> [EXERCISE] Find every line in the records below that holds the word "giro", and copy it out.

> [INFORMATION PROVIDED]

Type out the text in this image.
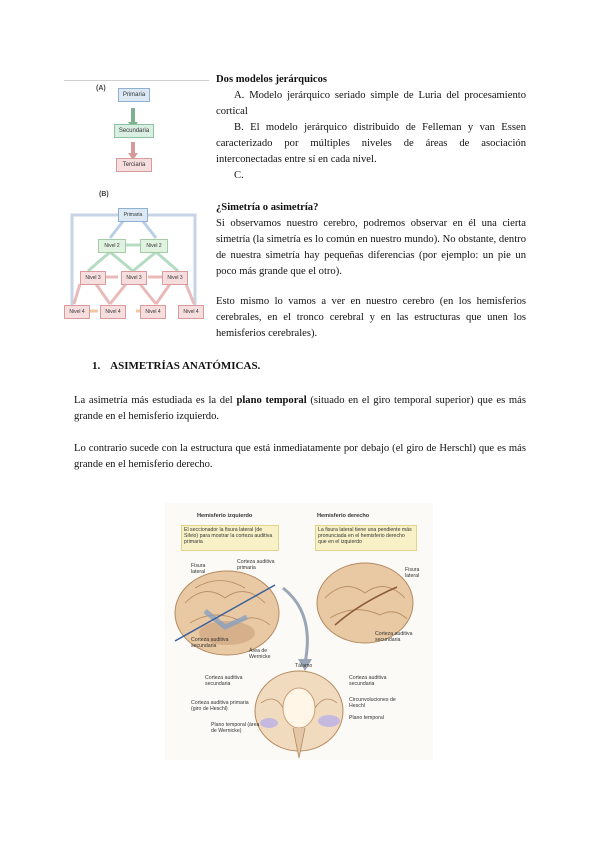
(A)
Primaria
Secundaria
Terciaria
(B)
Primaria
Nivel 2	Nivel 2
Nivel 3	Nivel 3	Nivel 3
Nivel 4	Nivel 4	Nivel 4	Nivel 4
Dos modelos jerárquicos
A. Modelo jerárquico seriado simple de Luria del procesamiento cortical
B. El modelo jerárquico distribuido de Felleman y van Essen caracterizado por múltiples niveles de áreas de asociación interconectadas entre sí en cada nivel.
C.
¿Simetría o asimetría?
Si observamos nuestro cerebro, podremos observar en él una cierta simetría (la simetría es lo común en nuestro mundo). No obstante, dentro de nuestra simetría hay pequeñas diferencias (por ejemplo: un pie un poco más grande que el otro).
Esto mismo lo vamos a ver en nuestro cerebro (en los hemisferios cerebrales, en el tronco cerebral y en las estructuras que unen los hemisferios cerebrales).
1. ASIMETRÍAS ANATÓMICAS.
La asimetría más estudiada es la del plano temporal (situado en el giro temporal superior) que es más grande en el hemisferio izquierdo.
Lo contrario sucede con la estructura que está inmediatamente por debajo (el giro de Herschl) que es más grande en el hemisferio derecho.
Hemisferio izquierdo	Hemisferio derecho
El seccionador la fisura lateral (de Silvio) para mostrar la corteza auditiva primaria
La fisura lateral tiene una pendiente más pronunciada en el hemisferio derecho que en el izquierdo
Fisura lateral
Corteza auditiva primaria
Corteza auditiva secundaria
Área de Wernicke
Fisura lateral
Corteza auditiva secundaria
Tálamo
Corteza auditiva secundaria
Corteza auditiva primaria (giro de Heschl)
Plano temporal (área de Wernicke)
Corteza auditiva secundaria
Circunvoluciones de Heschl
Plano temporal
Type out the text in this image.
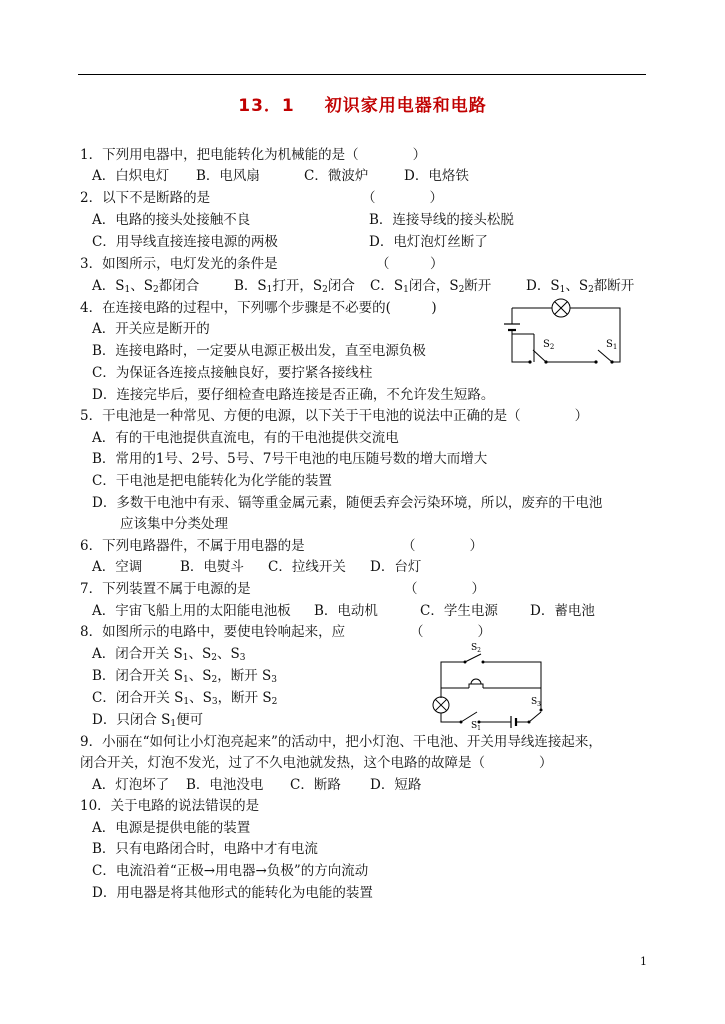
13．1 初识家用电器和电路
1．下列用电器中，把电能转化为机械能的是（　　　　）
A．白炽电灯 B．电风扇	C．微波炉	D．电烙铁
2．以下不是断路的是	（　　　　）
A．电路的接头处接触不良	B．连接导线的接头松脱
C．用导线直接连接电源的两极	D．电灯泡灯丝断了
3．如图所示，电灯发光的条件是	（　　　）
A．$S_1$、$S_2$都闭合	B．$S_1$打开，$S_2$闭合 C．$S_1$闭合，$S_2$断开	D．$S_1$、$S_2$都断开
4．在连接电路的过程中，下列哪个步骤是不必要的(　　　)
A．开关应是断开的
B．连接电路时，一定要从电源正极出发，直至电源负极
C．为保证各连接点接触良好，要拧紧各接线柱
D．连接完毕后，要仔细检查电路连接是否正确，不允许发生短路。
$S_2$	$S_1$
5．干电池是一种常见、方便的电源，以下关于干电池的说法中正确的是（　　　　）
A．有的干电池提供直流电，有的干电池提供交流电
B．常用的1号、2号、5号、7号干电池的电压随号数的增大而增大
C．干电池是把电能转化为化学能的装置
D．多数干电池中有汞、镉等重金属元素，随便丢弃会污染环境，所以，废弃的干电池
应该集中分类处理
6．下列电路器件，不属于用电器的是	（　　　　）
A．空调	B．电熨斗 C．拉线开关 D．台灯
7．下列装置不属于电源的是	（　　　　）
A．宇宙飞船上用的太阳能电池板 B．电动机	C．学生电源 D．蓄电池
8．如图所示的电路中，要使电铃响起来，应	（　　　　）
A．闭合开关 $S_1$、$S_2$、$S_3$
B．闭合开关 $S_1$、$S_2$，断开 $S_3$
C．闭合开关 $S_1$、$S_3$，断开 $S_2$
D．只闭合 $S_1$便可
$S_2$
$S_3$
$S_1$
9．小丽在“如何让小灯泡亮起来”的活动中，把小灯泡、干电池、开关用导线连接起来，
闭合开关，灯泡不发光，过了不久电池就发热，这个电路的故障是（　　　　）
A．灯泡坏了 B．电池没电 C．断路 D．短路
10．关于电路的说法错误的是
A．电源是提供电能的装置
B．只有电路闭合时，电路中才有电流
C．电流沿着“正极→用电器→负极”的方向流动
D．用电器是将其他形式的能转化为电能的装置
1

---

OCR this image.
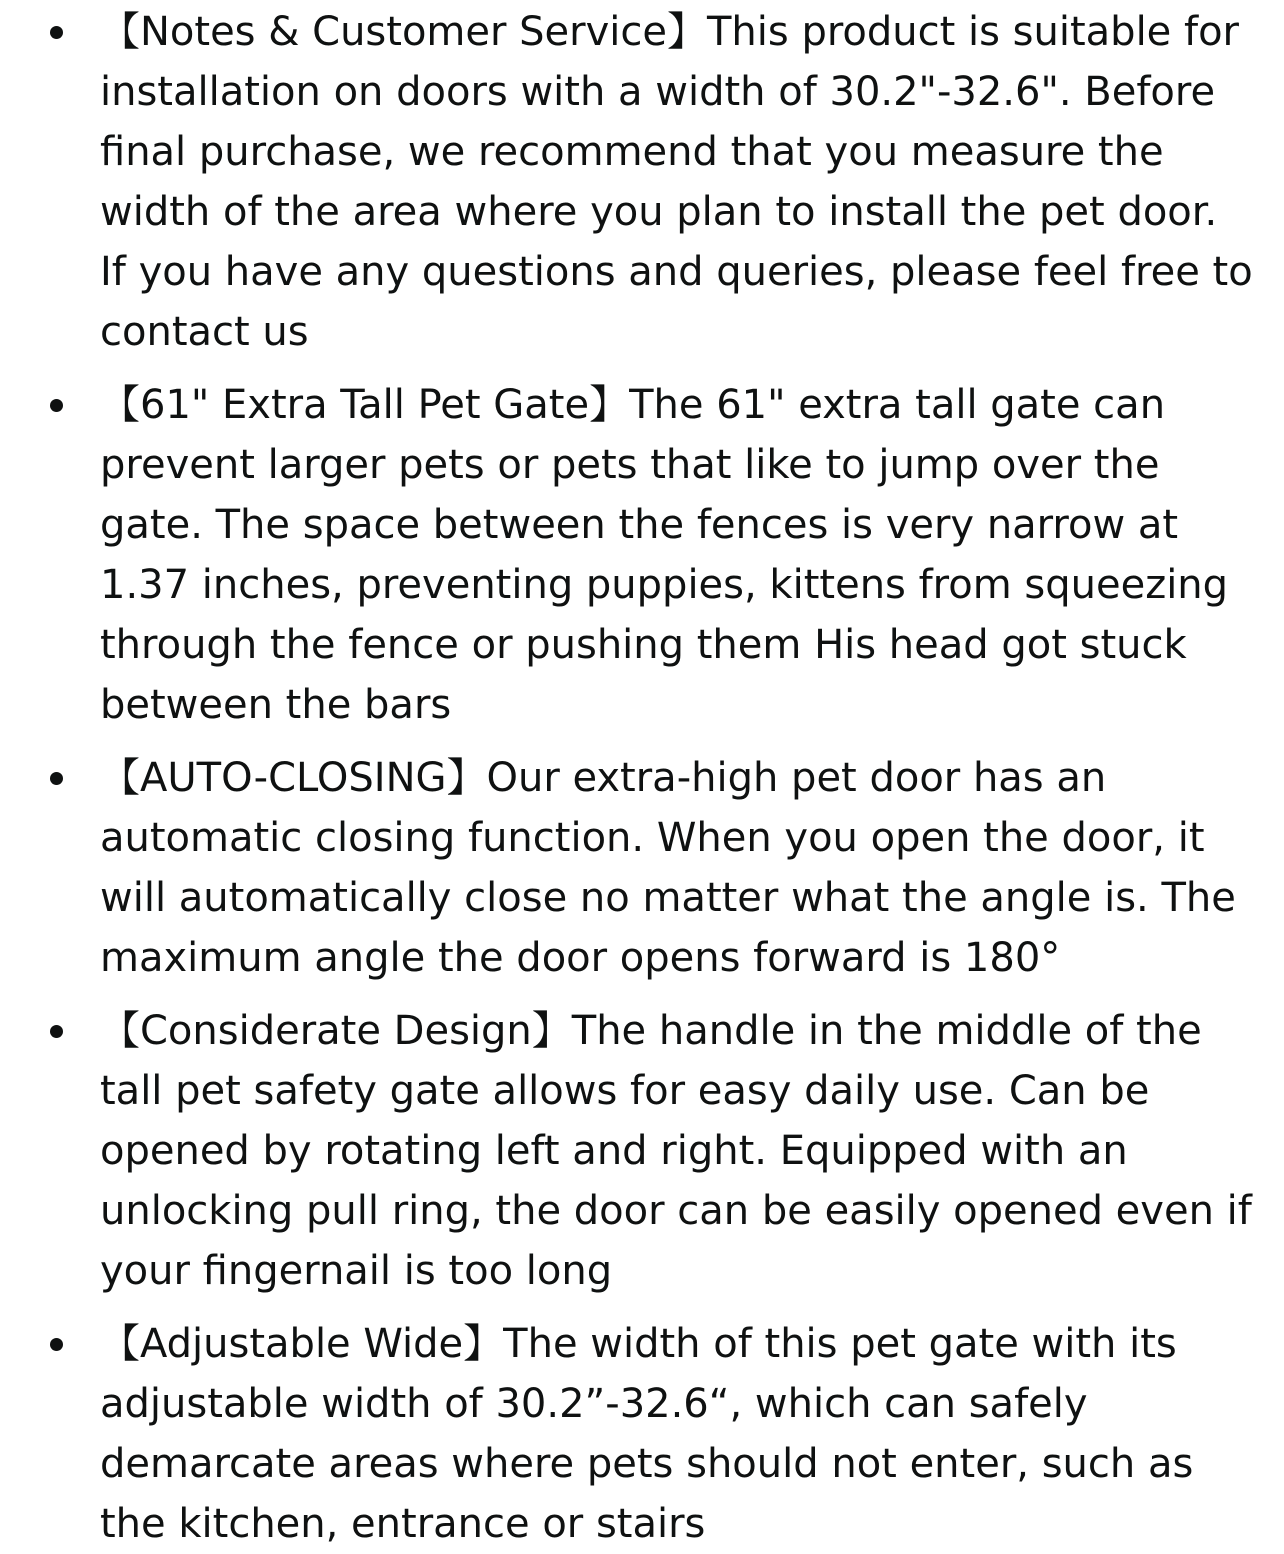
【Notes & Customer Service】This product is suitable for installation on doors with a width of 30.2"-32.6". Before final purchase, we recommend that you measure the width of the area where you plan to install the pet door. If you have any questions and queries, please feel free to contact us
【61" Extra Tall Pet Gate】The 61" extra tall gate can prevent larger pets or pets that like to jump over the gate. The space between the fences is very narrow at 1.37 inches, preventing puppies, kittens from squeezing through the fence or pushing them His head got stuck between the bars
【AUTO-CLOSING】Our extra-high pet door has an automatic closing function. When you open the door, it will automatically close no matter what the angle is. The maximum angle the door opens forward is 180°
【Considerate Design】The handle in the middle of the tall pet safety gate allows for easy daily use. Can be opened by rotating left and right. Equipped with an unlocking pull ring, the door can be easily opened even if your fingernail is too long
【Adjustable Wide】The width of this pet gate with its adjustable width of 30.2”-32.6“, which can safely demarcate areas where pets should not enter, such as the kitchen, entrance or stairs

> [ANSWER TO THIS PROBLEM]
La asimetría más estudiada es la del plano temporal (situado en el giro temporal superior) que es más grande en el hemisferio izquierdo.
Lo contrario sucede con la estructura que está inmediatamente por debajo (el giro de Herschl) que es más grande en el hemisferio derecho.
Corteza auditiva primaria (giro de Heschl)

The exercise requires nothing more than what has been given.